**** Page text ****
Bug 1786458

Summary: Python3: broker fails to update engine health status
Product: [oVirt] ovirt-hosted-engine-ha Reporter: Yedidyah Bar David <didi>
Component: BrokerAssignee: Yedidyah Bar David <didi>
Status: CLOSED CURRENTRELEASE QA Contact: Polina <pagranat>
Severity: urgent Docs Contact:
Priority: high    
Version: 2.4.0CC: bugs
Target Milestone: ovirt-4.4.0Flags: sbonazzo: ovirt-4.4?
sbonazzo: planning_ack?
sbonazzo: devel_ack+
mavital: testing_ack+
Target Release: 2.4.2   
Hardware: Unspecified   
OS: Unspecified   
Whiteboard:
Fixed In Version: ovirt-hosted-engine-ha-2.4.2 Doc Type: No Doc Update
Doc Text:
Story Points: ---
Clone Of: Environment:
Last Closed: 2020-05-20 20:02:41 UTC Type: Bug
Regression: --- Mount Type: ---
Documentation: --- CRM:
Verified Versions: Category: ---
oVirt Team: Integration RHEL 7.3 requirements from Atomic Host:
Cloudforms Team: --- Target Upstream Version:
Embargoed:
Bug Depends On:    
Bug Blocks: 1665138    

Description Yedidyah Bar David 2019-12-25 11:03:17 UTC
Description of problem:

After deploy, shutdown and startup, 'hosted-engine --vm-status' keeps showing 'Engine status                      : null'. broker.log has:
                                                   
Thread-209::ERROR::2019-12-25 12:56:39,241::submonitor_base::119::ovirt_hosted_engine_ha.broker.submonitor_base.SubmonitorBase::(_worker) Error executing submonitor engine-health, args {'add
ress': '0', 'use_ssl': 'true', 'vm_uuid': 'b3bc7f7b-2b88-4758-8192-05242f61ba21'}
Traceback (most recent call last):
  File "/usr/lib/python3.6/site-packages/ovirt_hosted_engine_ha/broker/submonitor_base.py", line 115, in _worker                                                                             
    self.action(self._options)
**** Material for this task ****
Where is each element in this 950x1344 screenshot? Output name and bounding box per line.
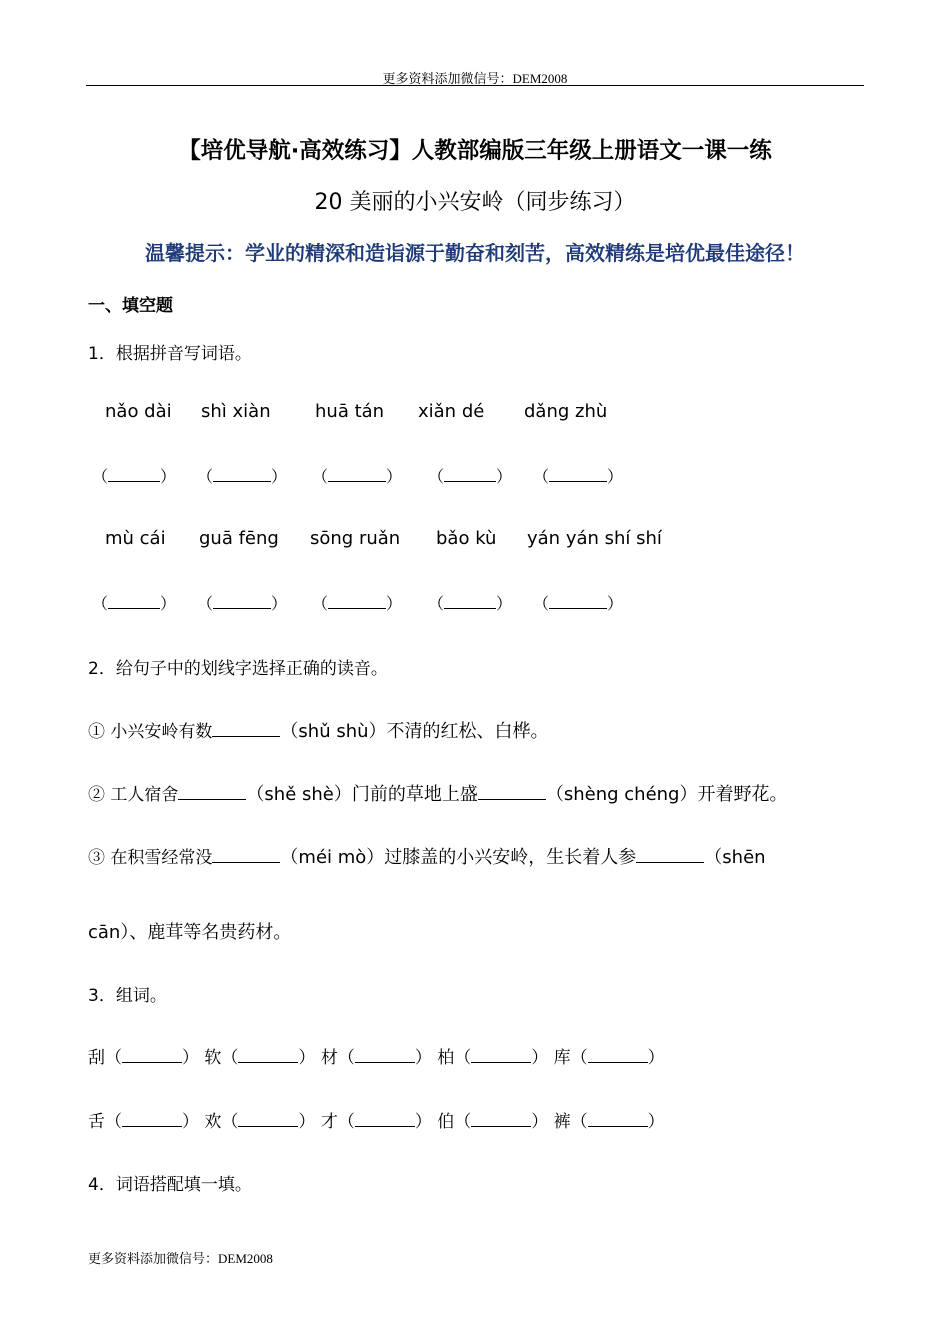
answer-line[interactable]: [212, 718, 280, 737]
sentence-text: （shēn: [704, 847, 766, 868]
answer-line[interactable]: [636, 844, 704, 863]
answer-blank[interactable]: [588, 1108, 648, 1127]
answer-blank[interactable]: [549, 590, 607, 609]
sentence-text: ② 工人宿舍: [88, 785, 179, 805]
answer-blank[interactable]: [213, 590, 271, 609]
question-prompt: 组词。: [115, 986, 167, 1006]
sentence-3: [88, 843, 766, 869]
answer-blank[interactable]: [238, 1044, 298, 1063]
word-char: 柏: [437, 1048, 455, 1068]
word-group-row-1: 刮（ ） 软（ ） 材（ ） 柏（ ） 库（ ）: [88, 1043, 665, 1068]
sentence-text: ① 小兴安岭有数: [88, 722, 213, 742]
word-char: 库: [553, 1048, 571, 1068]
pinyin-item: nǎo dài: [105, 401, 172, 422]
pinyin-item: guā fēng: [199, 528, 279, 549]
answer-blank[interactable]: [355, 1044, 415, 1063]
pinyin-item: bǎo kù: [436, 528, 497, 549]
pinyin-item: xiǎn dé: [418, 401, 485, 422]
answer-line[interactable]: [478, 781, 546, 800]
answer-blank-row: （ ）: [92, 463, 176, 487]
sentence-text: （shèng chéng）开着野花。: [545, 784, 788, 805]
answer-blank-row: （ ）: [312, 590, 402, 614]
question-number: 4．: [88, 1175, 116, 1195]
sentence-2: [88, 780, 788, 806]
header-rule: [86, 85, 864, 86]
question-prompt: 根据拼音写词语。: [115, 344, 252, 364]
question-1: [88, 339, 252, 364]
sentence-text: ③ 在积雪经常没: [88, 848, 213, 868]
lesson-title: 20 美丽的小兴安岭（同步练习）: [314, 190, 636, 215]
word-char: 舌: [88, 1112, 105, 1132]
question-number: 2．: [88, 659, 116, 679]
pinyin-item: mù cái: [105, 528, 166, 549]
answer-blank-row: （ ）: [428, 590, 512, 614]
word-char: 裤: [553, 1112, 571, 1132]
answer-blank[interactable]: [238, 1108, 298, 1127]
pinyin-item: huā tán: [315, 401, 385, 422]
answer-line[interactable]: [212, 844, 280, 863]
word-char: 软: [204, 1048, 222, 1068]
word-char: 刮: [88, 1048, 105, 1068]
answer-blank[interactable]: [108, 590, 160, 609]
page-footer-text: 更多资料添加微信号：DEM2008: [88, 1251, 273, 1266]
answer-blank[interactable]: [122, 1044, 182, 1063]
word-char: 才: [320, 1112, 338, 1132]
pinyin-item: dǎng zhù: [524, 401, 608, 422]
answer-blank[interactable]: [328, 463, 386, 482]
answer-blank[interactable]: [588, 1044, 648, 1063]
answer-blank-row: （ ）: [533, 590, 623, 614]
****
● To be done:
a) According to the bug report, in which version is the problem fixed?
b) In the records, rewrite the lines between the one holding "answer-line[interactable]: [212, 718, 280, 737]" and the one holding "pinyin-item: mù cái: [105, 528, 166, 549]", inclusive, swapping "pinyin-item" for "pinyin-entry" and leaving everything else as is.

● The responses:
a) ovirt-hosted-engine-ha-2.4.2

b)
answer-line[interactable]: [212, 718, 280, 737]
sentence-text: （shēn: [704, 847, 766, 868]
answer-line[interactable]: [636, 844, 704, 863]
answer-blank[interactable]: [588, 1108, 648, 1127]
answer-blank[interactable]: [549, 590, 607, 609]
sentence-text: ② 工人宿舍: [88, 785, 179, 805]
answer-blank[interactable]: [213, 590, 271, 609]
question-prompt: 组词。: [115, 986, 167, 1006]
sentence-3: [88, 843, 766, 869]
answer-blank[interactable]: [238, 1044, 298, 1063]
word-char: 柏: [437, 1048, 455, 1068]
word-group-row-1: 刮（ ） 软（ ） 材（ ） 柏（ ） 库（ ）: [88, 1043, 665, 1068]
sentence-text: ① 小兴安岭有数: [88, 722, 213, 742]
word-char: 库: [553, 1048, 571, 1068]
pinyin-entry: nǎo dài: [105, 401, 172, 422]
pinyin-entry: guā fēng: [199, 528, 279, 549]
answer-blank[interactable]: [355, 1044, 415, 1063]
pinyin-entry: bǎo kù: [436, 528, 497, 549]
pinyin-entry: xiǎn dé: [418, 401, 485, 422]
answer-line[interactable]: [478, 781, 546, 800]
answer-blank-row: （ ）: [92, 463, 176, 487]
sentence-text: （shèng chéng）开着野花。: [545, 784, 788, 805]
answer-blank-row: （ ）: [312, 590, 402, 614]
question-number: 4．: [88, 1175, 116, 1195]
sentence-2: [88, 780, 788, 806]
header-rule: [86, 85, 864, 86]
question-prompt: 根据拼音写词语。: [115, 344, 252, 364]
question-1: [88, 339, 252, 364]
sentence-text: ③ 在积雪经常没: [88, 848, 213, 868]
lesson-title: 20 美丽的小兴安岭（同步练习）: [314, 190, 636, 215]
word-char: 舌: [88, 1112, 105, 1132]
question-number: 2．: [88, 659, 116, 679]
pinyin-entry: mù cái: [105, 528, 166, 549]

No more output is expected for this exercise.